▽
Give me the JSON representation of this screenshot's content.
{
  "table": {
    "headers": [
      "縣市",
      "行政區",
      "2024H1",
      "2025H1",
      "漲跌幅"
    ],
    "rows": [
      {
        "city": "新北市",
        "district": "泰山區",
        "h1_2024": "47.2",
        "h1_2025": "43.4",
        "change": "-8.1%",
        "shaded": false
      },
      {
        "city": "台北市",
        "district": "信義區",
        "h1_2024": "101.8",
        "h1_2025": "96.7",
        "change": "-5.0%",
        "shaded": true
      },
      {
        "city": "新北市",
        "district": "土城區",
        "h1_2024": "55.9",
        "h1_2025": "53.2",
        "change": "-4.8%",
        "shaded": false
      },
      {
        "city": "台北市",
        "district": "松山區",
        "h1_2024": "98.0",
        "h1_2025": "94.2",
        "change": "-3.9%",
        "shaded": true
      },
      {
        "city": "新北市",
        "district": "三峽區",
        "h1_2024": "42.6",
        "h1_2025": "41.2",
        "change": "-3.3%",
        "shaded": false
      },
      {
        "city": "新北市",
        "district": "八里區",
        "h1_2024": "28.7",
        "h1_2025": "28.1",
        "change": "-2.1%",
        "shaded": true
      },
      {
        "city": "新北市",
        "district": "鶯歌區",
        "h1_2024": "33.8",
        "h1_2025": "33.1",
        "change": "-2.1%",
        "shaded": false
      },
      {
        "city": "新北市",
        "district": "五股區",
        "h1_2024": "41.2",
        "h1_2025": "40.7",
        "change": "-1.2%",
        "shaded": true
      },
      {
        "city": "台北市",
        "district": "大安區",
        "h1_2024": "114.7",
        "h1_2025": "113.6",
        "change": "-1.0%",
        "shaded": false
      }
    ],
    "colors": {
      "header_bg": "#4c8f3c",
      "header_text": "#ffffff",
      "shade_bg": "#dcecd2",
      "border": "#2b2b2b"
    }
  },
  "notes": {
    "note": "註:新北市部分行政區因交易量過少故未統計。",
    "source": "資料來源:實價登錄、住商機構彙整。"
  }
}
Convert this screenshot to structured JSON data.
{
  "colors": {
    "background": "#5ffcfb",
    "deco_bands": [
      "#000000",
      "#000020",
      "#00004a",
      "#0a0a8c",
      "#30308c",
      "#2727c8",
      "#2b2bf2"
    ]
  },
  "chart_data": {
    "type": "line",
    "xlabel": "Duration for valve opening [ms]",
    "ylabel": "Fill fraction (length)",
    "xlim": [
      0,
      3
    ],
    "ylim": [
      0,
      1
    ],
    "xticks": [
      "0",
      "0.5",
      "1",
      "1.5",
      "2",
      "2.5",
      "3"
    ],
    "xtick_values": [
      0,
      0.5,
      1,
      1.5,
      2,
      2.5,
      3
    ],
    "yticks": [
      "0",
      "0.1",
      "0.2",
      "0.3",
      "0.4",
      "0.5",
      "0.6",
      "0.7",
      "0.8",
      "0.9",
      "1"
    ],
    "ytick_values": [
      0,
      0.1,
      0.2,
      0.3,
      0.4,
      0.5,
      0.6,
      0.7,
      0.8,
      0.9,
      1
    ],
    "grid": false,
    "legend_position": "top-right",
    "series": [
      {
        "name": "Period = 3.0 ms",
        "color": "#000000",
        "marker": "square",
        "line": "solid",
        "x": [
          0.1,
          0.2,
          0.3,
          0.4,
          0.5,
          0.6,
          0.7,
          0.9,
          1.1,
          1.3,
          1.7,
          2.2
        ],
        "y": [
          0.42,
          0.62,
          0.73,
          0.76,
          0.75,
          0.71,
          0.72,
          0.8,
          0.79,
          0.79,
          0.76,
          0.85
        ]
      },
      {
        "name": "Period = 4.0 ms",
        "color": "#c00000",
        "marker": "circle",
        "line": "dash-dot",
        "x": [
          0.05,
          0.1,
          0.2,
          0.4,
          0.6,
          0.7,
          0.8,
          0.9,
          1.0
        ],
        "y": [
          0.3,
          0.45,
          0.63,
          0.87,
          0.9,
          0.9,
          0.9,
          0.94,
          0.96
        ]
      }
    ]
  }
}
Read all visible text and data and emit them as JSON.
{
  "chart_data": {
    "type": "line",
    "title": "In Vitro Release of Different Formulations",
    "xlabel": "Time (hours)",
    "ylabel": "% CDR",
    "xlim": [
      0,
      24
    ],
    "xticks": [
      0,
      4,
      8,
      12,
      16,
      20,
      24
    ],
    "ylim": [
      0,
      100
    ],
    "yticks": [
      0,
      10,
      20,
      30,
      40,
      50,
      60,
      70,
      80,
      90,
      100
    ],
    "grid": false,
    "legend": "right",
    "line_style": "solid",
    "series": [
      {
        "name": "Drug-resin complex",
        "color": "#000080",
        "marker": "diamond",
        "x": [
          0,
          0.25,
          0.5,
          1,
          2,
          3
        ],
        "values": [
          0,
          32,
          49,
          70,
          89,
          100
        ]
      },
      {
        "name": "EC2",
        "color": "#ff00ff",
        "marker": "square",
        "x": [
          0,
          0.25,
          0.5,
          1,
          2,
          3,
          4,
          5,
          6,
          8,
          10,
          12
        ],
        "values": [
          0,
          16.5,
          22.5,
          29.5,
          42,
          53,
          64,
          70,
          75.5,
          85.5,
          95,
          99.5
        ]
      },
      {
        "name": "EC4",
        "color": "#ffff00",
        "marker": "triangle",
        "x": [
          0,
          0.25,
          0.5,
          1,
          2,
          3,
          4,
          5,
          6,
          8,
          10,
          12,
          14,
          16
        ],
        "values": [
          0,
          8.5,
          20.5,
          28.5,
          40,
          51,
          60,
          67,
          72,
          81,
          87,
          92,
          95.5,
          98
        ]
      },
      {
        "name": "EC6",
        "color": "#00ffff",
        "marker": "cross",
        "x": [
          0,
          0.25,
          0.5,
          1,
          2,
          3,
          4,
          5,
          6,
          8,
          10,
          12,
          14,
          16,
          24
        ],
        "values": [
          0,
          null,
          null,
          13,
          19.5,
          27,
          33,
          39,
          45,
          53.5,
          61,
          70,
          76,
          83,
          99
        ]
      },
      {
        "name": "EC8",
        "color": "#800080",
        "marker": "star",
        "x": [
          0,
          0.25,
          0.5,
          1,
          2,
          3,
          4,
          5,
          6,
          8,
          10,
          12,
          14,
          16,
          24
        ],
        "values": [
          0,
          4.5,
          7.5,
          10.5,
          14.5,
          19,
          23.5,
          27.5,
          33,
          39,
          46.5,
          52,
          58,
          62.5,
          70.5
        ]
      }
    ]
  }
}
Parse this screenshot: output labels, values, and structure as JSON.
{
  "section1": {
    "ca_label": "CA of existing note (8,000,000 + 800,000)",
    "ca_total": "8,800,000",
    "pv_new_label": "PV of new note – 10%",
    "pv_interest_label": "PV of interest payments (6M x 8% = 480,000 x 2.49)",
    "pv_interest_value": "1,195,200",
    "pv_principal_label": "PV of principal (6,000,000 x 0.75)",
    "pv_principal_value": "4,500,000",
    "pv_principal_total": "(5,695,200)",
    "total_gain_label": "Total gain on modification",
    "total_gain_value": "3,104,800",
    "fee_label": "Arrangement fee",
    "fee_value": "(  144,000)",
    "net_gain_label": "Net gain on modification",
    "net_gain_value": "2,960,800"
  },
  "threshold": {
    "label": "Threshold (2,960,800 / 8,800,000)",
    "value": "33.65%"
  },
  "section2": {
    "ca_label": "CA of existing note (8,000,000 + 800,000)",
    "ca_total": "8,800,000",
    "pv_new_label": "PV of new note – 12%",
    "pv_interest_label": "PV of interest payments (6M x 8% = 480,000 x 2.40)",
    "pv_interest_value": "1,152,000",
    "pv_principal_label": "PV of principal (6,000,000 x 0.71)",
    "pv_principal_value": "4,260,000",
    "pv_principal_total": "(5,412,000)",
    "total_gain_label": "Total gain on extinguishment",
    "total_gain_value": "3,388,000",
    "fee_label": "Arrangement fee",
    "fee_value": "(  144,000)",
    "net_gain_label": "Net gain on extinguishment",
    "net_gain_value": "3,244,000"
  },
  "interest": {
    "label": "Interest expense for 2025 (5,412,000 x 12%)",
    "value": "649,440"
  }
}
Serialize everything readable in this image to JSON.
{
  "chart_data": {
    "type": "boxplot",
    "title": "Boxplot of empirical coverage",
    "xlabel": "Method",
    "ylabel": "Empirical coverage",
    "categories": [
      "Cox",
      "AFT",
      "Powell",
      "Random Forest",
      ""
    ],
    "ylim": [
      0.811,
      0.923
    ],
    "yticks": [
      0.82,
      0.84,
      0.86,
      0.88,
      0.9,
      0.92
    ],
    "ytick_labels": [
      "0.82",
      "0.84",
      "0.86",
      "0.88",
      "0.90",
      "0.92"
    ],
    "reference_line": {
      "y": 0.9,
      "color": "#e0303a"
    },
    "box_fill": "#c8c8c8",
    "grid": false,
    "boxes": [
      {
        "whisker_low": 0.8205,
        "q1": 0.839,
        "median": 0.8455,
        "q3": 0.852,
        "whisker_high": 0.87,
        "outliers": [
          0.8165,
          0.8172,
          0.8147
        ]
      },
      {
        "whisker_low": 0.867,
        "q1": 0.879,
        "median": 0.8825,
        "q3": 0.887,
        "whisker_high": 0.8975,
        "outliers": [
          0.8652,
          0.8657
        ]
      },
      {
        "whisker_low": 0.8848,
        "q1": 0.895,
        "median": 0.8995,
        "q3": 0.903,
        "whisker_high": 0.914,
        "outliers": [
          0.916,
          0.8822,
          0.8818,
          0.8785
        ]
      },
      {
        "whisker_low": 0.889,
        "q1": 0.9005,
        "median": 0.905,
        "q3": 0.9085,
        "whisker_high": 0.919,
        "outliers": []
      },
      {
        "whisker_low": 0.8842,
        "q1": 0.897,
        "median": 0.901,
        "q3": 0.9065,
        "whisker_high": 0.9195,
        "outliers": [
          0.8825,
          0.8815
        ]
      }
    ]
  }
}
△
- Task instructions
Go through the records and pull out each line that includes the word "change".

- Problem solution
        "change": "-8.1%",
        "change": "-5.0%",
        "change": "-4.8%",
        "change": "-3.9%",
        "change": "-3.3%",
        "change": "-2.1%",
        "change": "-2.1%",
        "change": "-1.2%",
        "change": "-1.0%",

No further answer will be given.